• [What you need to do] The records below must be transcribed exactly. Do not include the pictures.

══ Information supplied

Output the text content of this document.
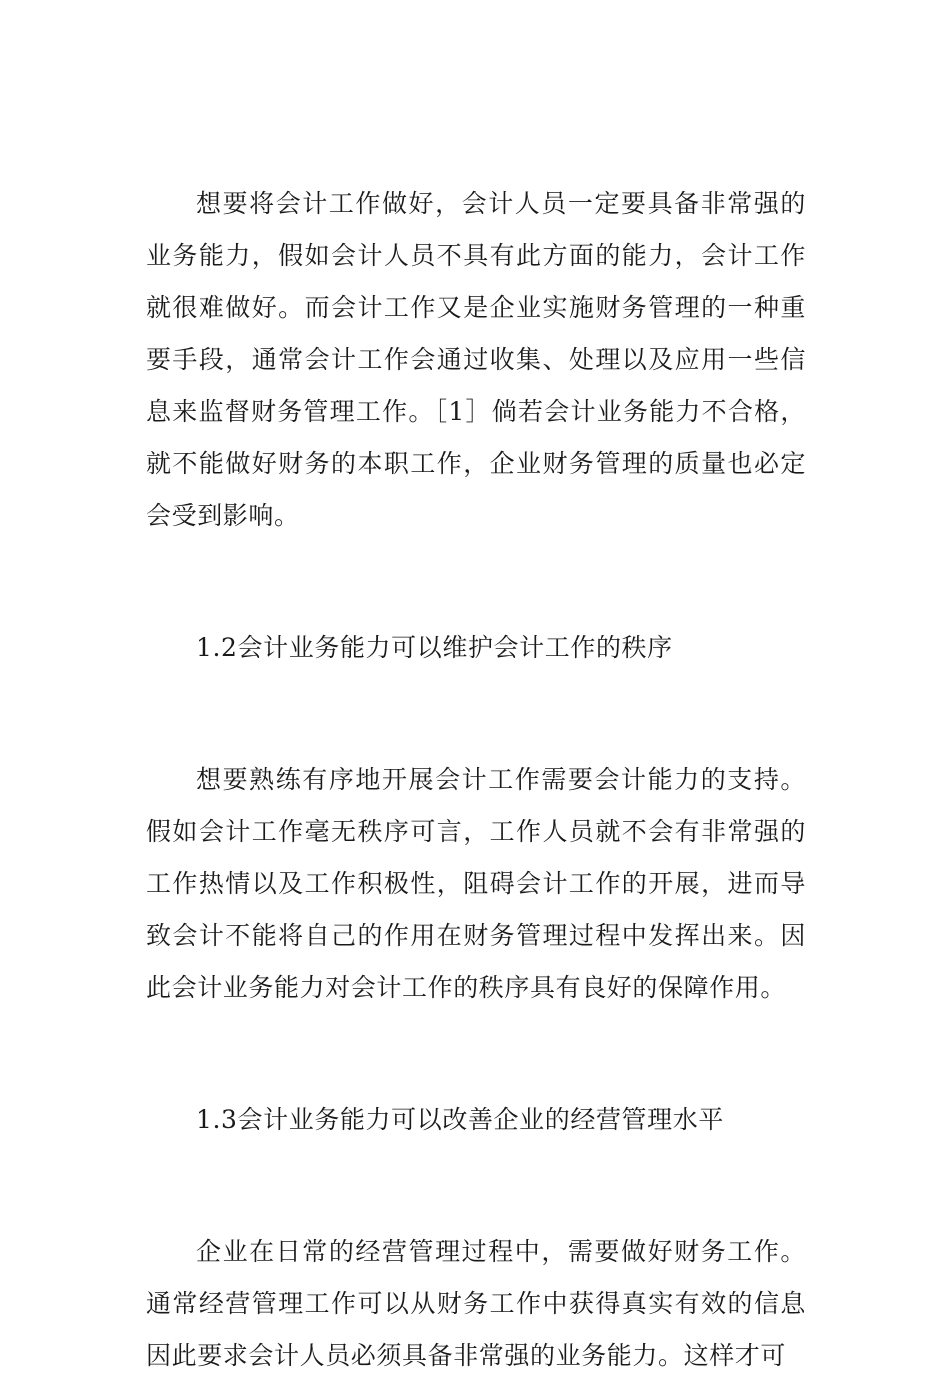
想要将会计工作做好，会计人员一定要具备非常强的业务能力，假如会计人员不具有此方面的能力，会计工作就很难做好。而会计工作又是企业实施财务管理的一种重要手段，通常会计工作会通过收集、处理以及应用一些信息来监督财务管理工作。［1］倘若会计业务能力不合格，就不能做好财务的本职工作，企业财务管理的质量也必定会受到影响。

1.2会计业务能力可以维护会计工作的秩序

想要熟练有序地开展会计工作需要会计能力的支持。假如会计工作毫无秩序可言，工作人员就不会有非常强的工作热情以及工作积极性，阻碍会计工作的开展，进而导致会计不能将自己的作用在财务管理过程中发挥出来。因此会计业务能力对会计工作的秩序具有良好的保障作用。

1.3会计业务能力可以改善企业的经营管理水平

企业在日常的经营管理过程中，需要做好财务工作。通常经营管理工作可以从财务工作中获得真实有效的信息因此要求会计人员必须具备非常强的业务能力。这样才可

════

• [The solution]
Output the text content of this document.
想要将会计工作做好，会计人员一定要具备非常强的业务能力，假如会计人员不具有此方面的能力，会计工作就很难做好。而会计工作又是企业实施财务管理的一种重要手段，通常会计工作会通过收集、处理以及应用一些信息来监督财务管理工作。［1］倘若会计业务能力不合格，就不能做好财务的本职工作，企业财务管理的质量也必定会受到影响。

1.2会计业务能力可以维护会计工作的秩序

想要熟练有序地开展会计工作需要会计能力的支持。假如会计工作毫无秩序可言，工作人员就不会有非常强的工作热情以及工作积极性，阻碍会计工作的开展，进而导致会计不能将自己的作用在财务管理过程中发挥出来。因此会计业务能力对会计工作的秩序具有良好的保障作用。

1.3会计业务能力可以改善企业的经营管理水平

企业在日常的经营管理过程中，需要做好财务工作。通常经营管理工作可以从财务工作中获得真实有效的信息因此要求会计人员必须具备非常强的业务能力。这样才可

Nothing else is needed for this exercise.